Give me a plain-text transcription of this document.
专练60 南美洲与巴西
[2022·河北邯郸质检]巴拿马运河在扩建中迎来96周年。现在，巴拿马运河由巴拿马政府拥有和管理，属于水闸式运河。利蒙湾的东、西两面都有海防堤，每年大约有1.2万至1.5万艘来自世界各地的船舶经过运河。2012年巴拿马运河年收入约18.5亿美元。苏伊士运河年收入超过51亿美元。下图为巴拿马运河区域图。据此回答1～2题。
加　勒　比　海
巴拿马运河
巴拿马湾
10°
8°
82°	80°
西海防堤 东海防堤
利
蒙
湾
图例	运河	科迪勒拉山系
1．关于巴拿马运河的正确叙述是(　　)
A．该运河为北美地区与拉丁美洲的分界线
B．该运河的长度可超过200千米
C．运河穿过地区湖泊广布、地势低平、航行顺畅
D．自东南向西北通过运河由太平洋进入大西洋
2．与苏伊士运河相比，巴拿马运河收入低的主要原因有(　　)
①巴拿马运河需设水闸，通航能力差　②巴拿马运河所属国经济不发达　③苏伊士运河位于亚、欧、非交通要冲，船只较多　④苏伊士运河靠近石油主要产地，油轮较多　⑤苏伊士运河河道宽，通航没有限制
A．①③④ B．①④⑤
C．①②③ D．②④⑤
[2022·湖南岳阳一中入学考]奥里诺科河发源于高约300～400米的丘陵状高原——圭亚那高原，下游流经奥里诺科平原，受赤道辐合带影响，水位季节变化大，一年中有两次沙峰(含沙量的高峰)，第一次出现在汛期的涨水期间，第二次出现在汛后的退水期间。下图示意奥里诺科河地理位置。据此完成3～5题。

########

= WHAT THIS TASK INVOLVES =
Copy all of the material word for word.

= OUTPUT FOR THIS TASK =
Give me a plain-text transcription of this document.
专练60 南美洲与巴西
[2022·河北邯郸质检]巴拿马运河在扩建中迎来96周年。现在，巴拿马运河由巴拿马政府拥有和管理，属于水闸式运河。利蒙湾的东、西两面都有海防堤，每年大约有1.2万至1.5万艘来自世界各地的船舶经过运河。2012年巴拿马运河年收入约18.5亿美元。苏伊士运河年收入超过51亿美元。下图为巴拿马运河区域图。据此回答1～2题。
加　勒　比　海
巴拿马运河
巴拿马湾
10°
8°
82°	80°
西海防堤 东海防堤
利
蒙
湾
图例	运河	科迪勒拉山系
1．关于巴拿马运河的正确叙述是(　　)
A．该运河为北美地区与拉丁美洲的分界线
B．该运河的长度可超过200千米
C．运河穿过地区湖泊广布、地势低平、航行顺畅
D．自东南向西北通过运河由太平洋进入大西洋
2．与苏伊士运河相比，巴拿马运河收入低的主要原因有(　　)
①巴拿马运河需设水闸，通航能力差　②巴拿马运河所属国经济不发达　③苏伊士运河位于亚、欧、非交通要冲，船只较多　④苏伊士运河靠近石油主要产地，油轮较多　⑤苏伊士运河河道宽，通航没有限制
A．①③④ B．①④⑤
C．①②③ D．②④⑤
[2022·湖南岳阳一中入学考]奥里诺科河发源于高约300～400米的丘陵状高原——圭亚那高原，下游流经奥里诺科平原，受赤道辐合带影响，水位季节变化大，一年中有两次沙峰(含沙量的高峰)，第一次出现在汛期的涨水期间，第二次出现在汛后的退水期间。下图示意奥里诺科河地理位置。据此完成3～5题。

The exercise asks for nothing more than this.